(Data entries for graphics)

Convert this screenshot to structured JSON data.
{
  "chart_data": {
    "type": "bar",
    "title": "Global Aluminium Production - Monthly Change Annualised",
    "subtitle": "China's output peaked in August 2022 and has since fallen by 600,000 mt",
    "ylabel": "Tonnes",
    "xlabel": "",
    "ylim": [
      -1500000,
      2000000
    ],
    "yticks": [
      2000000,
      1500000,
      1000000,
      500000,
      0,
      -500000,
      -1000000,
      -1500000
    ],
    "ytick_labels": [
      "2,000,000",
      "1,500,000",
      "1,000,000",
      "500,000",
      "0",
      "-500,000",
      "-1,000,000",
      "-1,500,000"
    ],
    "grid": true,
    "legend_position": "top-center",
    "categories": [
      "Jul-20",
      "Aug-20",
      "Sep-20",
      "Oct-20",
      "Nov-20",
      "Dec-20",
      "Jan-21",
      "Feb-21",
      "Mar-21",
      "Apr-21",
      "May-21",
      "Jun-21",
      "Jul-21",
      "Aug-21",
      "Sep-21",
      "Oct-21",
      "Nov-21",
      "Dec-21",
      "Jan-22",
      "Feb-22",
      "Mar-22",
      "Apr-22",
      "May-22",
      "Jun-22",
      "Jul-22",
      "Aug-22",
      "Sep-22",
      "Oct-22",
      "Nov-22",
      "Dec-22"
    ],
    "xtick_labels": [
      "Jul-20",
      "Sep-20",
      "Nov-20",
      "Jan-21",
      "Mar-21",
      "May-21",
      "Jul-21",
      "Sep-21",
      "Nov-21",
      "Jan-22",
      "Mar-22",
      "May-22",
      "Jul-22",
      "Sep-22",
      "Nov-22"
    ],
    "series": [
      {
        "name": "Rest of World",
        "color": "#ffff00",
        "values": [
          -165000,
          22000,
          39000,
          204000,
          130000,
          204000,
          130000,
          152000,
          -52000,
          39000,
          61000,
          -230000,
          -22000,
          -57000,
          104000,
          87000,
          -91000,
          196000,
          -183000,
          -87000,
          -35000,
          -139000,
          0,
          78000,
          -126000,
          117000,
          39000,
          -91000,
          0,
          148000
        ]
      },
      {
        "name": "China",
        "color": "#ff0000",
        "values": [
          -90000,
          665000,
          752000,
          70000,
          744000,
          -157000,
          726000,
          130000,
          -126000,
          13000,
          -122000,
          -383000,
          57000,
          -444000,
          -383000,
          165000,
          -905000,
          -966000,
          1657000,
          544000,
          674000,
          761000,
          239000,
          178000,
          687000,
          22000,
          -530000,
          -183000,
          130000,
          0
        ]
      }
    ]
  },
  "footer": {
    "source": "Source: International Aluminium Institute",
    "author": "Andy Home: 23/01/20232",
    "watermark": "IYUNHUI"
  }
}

_EXERCISE GOAL_:
Repeat every entry exactly, please.

_RESPONSE FOR THIS EXERCISE_:
Convert this screenshot to structured JSON data.
{
  "chart_data": {
    "type": "bar",
    "title": "Global Aluminium Production - Monthly Change Annualised",
    "subtitle": "China's output peaked in August 2022 and has since fallen by 600,000 mt",
    "ylabel": "Tonnes",
    "xlabel": "",
    "ylim": [
      -1500000,
      2000000
    ],
    "yticks": [
      2000000,
      1500000,
      1000000,
      500000,
      0,
      -500000,
      -1000000,
      -1500000
    ],
    "ytick_labels": [
      "2,000,000",
      "1,500,000",
      "1,000,000",
      "500,000",
      "0",
      "-500,000",
      "-1,000,000",
      "-1,500,000"
    ],
    "grid": true,
    "legend_position": "top-center",
    "categories": [
      "Jul-20",
      "Aug-20",
      "Sep-20",
      "Oct-20",
      "Nov-20",
      "Dec-20",
      "Jan-21",
      "Feb-21",
      "Mar-21",
      "Apr-21",
      "May-21",
      "Jun-21",
      "Jul-21",
      "Aug-21",
      "Sep-21",
      "Oct-21",
      "Nov-21",
      "Dec-21",
      "Jan-22",
      "Feb-22",
      "Mar-22",
      "Apr-22",
      "May-22",
      "Jun-22",
      "Jul-22",
      "Aug-22",
      "Sep-22",
      "Oct-22",
      "Nov-22",
      "Dec-22"
    ],
    "xtick_labels": [
      "Jul-20",
      "Sep-20",
      "Nov-20",
      "Jan-21",
      "Mar-21",
      "May-21",
      "Jul-21",
      "Sep-21",
      "Nov-21",
      "Jan-22",
      "Mar-22",
      "May-22",
      "Jul-22",
      "Sep-22",
      "Nov-22"
    ],
    "series": [
      {
        "name": "Rest of World",
        "color": "#ffff00",
        "values": [
          -165000,
          22000,
          39000,
          204000,
          130000,
          204000,
          130000,
          152000,
          -52000,
          39000,
          61000,
          -230000,
          -22000,
          -57000,
          104000,
          87000,
          -91000,
          196000,
          -183000,
          -87000,
          -35000,
          -139000,
          0,
          78000,
          -126000,
          117000,
          39000,
          -91000,
          0,
          148000
        ]
      },
      {
        "name": "China",
        "color": "#ff0000",
        "values": [
          -90000,
          665000,
          752000,
          70000,
          744000,
          -157000,
          726000,
          130000,
          -126000,
          13000,
          -122000,
          -383000,
          57000,
          -444000,
          -383000,
          165000,
          -905000,
          -966000,
          1657000,
          544000,
          674000,
          761000,
          239000,
          178000,
          687000,
          22000,
          -530000,
          -183000,
          130000,
          0
        ]
      }
    ]
  },
  "footer": {
    "source": "Source: International Aluminium Institute",
    "author": "Andy Home: 23/01/20232",
    "watermark": "IYUNHUI"
  }
}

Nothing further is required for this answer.